### GIVEN INFORMATION:

#####

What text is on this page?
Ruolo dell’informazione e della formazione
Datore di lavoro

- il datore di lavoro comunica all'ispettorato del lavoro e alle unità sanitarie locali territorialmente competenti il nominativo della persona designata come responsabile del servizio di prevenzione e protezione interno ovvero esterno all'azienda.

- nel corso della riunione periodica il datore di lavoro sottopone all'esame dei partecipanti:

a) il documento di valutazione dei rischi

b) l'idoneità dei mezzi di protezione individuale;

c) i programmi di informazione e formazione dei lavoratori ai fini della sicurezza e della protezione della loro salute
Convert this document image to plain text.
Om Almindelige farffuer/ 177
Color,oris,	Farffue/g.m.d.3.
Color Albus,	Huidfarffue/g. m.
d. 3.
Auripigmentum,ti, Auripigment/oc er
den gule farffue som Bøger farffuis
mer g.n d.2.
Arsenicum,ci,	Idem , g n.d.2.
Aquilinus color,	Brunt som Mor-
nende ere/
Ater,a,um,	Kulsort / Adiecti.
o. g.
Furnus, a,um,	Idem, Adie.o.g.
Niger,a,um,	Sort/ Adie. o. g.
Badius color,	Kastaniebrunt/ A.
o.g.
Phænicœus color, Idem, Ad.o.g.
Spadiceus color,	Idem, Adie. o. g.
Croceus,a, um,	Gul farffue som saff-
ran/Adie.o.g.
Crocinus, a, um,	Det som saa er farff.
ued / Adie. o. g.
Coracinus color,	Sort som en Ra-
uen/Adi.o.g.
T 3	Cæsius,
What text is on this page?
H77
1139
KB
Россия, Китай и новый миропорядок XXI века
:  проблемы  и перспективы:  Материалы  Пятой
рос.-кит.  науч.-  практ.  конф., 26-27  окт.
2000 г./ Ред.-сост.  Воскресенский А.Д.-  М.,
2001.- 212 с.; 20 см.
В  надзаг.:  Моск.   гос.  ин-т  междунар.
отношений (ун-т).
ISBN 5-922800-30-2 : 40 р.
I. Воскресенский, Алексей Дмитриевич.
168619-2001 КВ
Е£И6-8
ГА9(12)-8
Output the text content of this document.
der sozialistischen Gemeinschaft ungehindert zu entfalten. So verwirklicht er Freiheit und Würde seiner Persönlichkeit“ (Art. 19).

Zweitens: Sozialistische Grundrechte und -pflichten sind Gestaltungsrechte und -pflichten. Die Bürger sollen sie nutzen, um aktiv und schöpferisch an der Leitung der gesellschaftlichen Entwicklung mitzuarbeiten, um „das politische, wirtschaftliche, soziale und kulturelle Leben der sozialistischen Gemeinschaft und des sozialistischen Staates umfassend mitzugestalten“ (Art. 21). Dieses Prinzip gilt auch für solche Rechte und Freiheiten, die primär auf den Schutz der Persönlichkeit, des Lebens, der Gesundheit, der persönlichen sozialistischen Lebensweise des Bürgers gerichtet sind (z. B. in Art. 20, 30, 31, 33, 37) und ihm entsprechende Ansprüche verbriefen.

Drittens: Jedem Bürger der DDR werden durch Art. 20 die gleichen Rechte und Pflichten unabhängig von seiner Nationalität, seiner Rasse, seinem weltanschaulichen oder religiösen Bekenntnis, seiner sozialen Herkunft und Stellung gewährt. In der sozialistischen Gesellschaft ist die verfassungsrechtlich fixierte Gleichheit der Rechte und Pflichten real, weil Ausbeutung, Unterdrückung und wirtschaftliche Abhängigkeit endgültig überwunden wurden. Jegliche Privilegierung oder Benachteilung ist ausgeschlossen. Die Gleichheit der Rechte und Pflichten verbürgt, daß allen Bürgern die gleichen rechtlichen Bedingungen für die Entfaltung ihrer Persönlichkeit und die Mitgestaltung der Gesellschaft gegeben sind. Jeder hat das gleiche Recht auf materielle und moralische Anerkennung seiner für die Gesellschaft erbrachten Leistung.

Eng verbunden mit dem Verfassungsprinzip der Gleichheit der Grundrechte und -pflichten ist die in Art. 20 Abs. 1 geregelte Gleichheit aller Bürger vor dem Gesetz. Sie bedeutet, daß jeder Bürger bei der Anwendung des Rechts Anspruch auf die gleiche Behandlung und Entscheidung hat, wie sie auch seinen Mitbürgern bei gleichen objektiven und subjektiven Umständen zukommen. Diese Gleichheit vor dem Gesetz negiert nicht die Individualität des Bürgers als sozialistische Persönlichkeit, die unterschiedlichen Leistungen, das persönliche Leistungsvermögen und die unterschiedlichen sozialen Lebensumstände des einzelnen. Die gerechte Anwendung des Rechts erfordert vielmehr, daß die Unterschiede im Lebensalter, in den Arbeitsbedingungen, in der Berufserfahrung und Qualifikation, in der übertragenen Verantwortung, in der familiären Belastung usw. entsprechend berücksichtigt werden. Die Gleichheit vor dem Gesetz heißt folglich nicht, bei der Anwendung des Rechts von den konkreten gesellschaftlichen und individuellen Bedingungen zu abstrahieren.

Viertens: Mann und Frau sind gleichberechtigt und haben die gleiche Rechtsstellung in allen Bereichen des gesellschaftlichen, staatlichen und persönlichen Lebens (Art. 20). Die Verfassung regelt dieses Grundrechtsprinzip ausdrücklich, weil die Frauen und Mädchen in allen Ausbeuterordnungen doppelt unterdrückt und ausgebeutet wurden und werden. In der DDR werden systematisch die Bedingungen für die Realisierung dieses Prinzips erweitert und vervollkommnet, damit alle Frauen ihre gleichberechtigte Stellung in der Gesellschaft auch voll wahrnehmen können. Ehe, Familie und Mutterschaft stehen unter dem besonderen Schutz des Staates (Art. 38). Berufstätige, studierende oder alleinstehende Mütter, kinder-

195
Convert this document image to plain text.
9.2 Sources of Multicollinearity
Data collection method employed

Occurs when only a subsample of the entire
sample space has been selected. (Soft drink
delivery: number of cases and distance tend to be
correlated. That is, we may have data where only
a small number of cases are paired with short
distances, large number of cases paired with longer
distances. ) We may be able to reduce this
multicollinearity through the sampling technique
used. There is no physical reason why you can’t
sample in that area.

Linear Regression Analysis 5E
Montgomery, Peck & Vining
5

#####

State how many lines of the listing above include the word "protezione". Give nothing but the number.

3